→ **Your task**:
Copy out each line below that has the word "YunaiV" in it.

→ **Record extracts**:

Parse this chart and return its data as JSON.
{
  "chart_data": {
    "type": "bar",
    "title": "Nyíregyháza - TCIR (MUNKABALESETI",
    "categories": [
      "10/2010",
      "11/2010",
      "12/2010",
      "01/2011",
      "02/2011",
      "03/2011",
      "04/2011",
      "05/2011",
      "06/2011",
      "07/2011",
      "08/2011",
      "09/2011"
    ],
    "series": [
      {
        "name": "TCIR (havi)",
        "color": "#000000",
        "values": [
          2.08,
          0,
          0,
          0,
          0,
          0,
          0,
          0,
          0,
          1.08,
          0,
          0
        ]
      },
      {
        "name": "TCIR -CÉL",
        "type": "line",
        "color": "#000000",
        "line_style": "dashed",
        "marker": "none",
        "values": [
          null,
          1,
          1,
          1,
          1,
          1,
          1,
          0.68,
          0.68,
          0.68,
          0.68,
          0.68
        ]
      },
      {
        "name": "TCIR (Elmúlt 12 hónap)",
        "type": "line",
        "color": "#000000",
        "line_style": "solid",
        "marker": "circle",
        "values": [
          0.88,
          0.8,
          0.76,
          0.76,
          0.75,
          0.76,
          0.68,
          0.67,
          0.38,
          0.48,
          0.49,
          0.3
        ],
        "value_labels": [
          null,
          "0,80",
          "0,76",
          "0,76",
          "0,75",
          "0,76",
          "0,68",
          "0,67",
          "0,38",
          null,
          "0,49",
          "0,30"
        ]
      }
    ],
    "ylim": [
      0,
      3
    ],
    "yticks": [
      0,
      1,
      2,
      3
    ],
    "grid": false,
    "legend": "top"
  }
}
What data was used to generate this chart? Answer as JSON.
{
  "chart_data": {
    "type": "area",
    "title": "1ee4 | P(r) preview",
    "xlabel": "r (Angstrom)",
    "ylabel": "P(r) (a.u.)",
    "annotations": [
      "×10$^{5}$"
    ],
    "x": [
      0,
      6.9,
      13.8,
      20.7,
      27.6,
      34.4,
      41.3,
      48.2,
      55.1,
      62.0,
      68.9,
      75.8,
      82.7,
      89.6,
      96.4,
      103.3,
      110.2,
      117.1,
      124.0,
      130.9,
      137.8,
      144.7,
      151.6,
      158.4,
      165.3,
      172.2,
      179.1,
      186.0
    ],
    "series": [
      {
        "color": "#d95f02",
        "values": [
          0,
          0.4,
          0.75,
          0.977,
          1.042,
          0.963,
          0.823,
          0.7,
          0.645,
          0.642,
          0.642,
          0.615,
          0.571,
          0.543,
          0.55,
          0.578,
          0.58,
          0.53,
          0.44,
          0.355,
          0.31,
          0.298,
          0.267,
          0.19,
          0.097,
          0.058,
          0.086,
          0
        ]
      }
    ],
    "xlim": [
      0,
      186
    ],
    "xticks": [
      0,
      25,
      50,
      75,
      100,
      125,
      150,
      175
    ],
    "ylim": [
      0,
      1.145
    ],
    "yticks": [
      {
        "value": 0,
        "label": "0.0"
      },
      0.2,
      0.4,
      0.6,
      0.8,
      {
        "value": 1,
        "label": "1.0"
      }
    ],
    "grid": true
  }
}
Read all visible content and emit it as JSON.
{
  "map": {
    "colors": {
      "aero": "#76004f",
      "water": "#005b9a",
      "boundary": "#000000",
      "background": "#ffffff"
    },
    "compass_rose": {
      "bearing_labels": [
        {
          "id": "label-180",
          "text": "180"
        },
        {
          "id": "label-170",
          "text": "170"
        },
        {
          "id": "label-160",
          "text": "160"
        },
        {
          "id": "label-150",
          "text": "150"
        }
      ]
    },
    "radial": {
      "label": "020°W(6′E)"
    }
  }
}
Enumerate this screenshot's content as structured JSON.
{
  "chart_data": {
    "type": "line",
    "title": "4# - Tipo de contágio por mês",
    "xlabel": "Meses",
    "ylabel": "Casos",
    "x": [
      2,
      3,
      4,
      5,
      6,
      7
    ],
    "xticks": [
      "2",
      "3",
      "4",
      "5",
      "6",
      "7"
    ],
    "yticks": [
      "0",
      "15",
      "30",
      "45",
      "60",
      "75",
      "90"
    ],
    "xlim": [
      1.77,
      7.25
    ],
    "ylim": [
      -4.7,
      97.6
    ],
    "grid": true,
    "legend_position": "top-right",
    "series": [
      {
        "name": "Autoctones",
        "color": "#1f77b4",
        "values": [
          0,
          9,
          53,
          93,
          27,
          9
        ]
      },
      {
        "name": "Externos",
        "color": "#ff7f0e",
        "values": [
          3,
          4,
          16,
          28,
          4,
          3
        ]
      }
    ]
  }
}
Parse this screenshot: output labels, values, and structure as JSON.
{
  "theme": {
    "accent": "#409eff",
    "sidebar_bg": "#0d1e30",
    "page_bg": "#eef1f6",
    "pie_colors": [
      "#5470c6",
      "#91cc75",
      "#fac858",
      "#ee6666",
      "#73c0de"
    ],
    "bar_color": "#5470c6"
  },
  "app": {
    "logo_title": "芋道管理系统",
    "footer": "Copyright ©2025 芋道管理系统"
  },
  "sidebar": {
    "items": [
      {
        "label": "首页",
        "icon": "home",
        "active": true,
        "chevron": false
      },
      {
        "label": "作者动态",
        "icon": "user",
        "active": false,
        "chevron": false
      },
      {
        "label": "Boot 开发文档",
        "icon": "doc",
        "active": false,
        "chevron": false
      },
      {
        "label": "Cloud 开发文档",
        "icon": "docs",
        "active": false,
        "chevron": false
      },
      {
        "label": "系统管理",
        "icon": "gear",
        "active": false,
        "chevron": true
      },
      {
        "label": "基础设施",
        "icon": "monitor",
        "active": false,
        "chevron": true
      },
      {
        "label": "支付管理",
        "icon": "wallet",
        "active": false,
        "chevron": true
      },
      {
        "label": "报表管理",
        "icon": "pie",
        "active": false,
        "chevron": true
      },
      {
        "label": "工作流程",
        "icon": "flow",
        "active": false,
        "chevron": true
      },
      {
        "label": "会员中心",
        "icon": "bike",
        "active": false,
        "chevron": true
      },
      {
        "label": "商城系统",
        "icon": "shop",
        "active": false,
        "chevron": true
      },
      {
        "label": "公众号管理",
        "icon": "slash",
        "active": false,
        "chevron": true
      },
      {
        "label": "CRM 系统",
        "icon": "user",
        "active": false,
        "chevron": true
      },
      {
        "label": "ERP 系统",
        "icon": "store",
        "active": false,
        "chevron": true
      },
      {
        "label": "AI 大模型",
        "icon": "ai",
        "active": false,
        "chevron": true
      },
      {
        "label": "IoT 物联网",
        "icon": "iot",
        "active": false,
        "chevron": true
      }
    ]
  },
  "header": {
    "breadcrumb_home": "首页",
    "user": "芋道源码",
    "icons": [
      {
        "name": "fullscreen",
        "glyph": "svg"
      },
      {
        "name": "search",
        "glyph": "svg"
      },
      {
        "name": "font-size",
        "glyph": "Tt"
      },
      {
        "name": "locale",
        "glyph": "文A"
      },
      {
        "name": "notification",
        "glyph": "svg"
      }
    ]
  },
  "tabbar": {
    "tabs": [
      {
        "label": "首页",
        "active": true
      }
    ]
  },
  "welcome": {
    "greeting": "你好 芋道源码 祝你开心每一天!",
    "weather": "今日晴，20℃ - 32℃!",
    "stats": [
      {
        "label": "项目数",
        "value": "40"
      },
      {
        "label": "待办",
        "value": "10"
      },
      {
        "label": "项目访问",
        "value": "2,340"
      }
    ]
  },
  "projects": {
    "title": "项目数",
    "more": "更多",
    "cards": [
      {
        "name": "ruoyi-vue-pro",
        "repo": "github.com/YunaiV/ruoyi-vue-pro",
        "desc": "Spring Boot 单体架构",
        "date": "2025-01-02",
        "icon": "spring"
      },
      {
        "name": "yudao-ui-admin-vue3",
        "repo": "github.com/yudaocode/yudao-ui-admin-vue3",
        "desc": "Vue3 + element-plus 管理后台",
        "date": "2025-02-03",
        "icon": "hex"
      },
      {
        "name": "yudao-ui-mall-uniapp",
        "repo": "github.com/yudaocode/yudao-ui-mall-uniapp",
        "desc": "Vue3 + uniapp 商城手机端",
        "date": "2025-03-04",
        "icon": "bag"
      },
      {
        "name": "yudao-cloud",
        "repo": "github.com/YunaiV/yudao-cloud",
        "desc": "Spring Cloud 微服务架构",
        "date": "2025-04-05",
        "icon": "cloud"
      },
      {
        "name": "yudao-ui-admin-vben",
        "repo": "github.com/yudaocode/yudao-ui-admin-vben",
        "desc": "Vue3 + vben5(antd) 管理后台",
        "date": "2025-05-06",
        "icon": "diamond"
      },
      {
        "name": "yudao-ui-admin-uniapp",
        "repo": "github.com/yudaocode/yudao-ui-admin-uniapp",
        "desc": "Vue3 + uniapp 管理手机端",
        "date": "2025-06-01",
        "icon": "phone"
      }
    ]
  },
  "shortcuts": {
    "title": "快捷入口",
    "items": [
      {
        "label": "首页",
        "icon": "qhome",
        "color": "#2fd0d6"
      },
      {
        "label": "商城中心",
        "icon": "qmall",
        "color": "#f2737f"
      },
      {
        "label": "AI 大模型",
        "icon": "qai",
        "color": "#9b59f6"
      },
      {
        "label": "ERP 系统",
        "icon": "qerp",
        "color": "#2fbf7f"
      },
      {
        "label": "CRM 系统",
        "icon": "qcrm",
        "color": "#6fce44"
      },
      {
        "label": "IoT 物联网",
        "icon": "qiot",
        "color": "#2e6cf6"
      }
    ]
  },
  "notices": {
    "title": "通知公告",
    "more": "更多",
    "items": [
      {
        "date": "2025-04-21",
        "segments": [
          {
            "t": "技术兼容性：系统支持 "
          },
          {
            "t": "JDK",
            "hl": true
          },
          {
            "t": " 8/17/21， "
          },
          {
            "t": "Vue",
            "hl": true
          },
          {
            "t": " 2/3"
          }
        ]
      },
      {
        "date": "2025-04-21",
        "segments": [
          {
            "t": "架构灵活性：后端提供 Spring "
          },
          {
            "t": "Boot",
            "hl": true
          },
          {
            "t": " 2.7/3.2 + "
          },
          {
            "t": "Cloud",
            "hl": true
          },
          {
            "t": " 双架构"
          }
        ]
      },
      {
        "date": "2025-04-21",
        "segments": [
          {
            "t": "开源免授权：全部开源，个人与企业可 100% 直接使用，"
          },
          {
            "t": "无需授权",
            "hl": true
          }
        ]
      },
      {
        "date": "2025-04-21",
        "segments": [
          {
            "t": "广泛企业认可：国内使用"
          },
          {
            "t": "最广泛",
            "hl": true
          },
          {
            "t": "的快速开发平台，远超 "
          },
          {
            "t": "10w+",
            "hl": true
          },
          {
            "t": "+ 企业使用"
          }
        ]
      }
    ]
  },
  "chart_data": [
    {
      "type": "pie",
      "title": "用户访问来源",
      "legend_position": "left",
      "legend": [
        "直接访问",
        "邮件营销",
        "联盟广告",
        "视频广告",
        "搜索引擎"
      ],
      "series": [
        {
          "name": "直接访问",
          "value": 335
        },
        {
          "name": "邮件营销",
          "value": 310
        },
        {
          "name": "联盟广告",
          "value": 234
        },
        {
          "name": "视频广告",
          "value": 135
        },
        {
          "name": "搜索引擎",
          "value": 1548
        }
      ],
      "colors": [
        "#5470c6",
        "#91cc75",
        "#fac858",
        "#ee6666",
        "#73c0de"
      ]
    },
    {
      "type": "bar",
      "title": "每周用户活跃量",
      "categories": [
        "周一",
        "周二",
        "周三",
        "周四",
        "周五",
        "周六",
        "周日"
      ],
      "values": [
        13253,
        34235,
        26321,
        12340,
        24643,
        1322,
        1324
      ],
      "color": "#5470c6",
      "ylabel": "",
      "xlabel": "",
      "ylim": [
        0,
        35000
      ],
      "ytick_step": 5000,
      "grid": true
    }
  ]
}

→ **The result**:
        "repo": "github.com/YunaiV/ruoyi-vue-pro",
        "repo": "github.com/YunaiV/yudao-cloud",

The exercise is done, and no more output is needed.